> **Task to carry out**
How many lines hold the string "Authentication"? Reply with the number alone.

====== Task material

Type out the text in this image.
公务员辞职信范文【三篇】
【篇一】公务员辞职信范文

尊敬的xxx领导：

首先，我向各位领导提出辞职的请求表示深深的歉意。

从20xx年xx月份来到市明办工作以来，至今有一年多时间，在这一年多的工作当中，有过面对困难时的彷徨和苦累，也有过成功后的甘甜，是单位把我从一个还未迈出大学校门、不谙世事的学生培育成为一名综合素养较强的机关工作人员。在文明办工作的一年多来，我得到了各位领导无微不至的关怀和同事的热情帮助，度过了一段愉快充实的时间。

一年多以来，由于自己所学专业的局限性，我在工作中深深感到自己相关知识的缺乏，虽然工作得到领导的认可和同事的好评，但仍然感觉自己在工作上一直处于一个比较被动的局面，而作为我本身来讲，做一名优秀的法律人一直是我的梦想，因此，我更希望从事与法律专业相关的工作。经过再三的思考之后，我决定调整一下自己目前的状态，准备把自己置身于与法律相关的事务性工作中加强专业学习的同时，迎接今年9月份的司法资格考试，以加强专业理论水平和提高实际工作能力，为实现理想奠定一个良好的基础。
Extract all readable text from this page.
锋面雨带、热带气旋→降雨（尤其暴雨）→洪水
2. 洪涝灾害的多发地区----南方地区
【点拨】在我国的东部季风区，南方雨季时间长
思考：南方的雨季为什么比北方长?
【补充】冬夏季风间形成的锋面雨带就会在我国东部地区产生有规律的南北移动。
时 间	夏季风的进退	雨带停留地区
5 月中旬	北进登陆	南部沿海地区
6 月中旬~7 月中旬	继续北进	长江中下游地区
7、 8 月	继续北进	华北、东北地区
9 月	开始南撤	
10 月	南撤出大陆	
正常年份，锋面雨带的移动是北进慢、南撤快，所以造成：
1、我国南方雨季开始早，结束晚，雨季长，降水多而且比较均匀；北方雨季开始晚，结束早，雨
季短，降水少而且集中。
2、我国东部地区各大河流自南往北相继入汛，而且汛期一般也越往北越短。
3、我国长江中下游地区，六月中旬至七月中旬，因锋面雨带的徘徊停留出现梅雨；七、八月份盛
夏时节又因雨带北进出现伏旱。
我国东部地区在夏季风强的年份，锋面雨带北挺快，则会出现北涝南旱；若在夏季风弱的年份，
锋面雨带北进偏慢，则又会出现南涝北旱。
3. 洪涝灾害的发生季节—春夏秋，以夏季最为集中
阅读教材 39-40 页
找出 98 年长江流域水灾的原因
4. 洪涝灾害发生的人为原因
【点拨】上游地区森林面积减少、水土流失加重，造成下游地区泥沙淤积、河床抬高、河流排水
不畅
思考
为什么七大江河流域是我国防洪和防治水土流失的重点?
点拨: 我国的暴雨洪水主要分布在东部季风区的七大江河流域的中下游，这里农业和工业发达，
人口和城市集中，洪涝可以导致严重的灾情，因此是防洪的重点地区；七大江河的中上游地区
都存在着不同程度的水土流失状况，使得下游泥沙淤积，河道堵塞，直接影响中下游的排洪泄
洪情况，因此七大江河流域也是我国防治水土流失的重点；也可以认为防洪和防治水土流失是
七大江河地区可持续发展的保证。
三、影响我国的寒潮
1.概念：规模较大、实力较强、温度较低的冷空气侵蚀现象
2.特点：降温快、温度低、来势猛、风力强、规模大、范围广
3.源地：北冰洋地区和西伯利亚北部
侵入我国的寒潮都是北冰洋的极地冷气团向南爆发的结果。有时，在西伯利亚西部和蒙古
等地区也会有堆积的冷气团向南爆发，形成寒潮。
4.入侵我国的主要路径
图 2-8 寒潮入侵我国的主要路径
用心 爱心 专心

============
====== Task material

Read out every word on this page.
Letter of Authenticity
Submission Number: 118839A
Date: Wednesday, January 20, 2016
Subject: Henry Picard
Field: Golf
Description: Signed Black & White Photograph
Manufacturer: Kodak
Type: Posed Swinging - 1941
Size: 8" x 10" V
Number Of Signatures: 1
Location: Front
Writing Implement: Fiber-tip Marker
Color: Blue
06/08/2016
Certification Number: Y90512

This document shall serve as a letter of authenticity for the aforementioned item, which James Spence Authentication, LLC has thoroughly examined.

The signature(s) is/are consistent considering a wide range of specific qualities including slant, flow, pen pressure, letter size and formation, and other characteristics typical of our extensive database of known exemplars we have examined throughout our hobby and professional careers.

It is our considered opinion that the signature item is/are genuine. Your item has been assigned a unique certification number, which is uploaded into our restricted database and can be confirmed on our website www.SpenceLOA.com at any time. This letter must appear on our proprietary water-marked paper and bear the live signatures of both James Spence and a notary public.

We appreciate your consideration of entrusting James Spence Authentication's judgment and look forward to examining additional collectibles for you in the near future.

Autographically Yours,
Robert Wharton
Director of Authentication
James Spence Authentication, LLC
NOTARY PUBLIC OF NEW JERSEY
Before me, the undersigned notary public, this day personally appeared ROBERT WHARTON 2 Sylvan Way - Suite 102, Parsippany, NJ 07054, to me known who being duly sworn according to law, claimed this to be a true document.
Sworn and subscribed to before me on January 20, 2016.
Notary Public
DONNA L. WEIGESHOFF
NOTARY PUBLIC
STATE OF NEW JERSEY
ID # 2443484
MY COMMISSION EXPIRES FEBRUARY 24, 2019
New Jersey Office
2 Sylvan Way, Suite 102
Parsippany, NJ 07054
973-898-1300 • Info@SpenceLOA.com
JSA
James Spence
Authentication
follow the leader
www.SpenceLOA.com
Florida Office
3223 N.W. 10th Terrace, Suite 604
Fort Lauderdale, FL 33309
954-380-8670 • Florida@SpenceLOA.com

============
====== Task material

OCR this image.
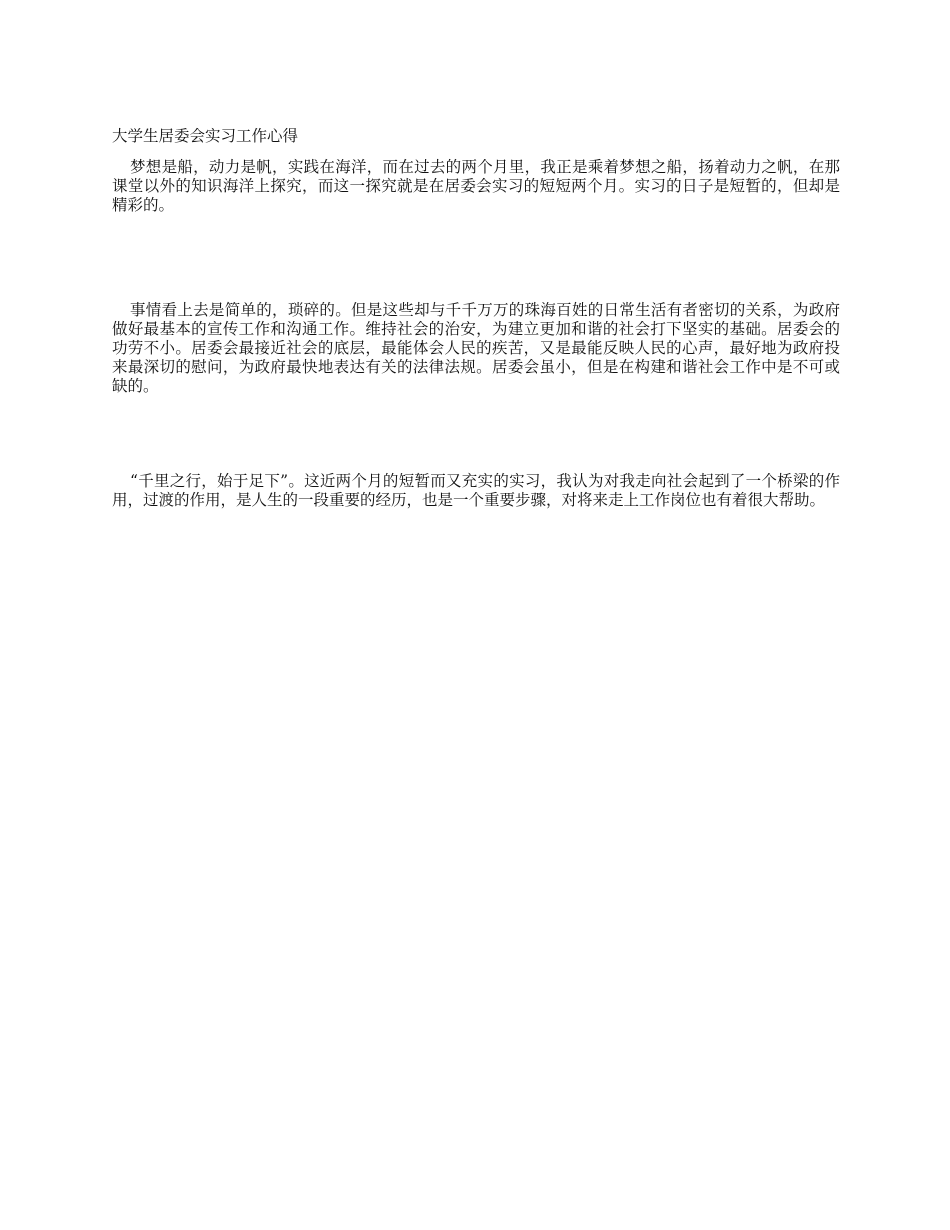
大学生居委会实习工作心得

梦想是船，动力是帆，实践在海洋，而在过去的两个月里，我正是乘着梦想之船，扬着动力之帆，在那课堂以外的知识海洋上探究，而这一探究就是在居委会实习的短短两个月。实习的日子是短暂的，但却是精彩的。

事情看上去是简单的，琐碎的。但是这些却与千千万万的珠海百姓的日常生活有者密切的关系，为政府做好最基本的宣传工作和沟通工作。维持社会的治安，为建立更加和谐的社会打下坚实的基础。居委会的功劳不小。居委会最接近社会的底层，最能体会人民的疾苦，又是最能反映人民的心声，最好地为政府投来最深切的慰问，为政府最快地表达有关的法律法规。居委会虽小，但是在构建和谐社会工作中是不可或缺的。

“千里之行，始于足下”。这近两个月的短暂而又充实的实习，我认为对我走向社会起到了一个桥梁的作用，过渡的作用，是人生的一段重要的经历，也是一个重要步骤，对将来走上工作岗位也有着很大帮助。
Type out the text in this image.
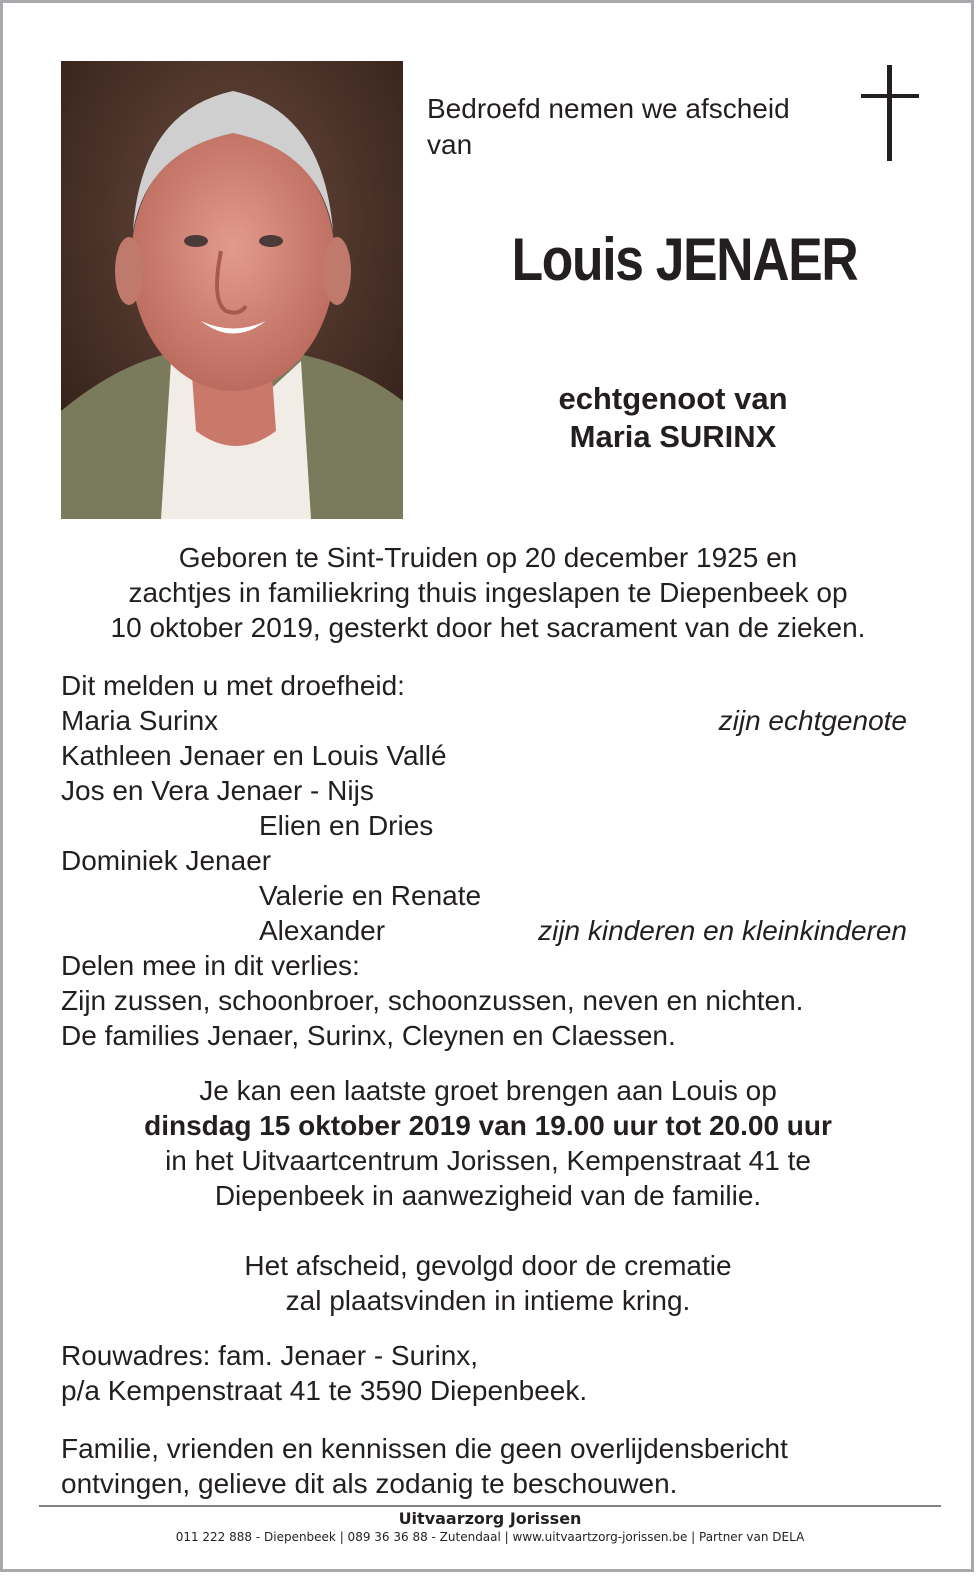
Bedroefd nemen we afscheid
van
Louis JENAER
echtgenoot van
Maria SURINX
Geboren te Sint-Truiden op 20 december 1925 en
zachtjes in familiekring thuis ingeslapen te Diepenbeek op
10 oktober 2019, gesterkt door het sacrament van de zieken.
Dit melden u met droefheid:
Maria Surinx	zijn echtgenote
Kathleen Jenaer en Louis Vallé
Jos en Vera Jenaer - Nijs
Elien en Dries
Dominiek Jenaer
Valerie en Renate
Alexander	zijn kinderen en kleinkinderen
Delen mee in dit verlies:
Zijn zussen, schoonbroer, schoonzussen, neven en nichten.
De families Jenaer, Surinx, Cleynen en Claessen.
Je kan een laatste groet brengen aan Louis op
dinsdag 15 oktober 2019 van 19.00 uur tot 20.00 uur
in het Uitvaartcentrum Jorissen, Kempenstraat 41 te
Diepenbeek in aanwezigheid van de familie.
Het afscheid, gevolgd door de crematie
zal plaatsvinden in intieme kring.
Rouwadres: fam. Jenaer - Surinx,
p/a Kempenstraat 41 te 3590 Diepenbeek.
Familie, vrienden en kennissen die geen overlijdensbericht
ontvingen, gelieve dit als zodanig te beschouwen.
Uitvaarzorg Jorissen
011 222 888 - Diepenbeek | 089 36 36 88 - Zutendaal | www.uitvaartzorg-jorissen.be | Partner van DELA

============

> **Result of this task**
5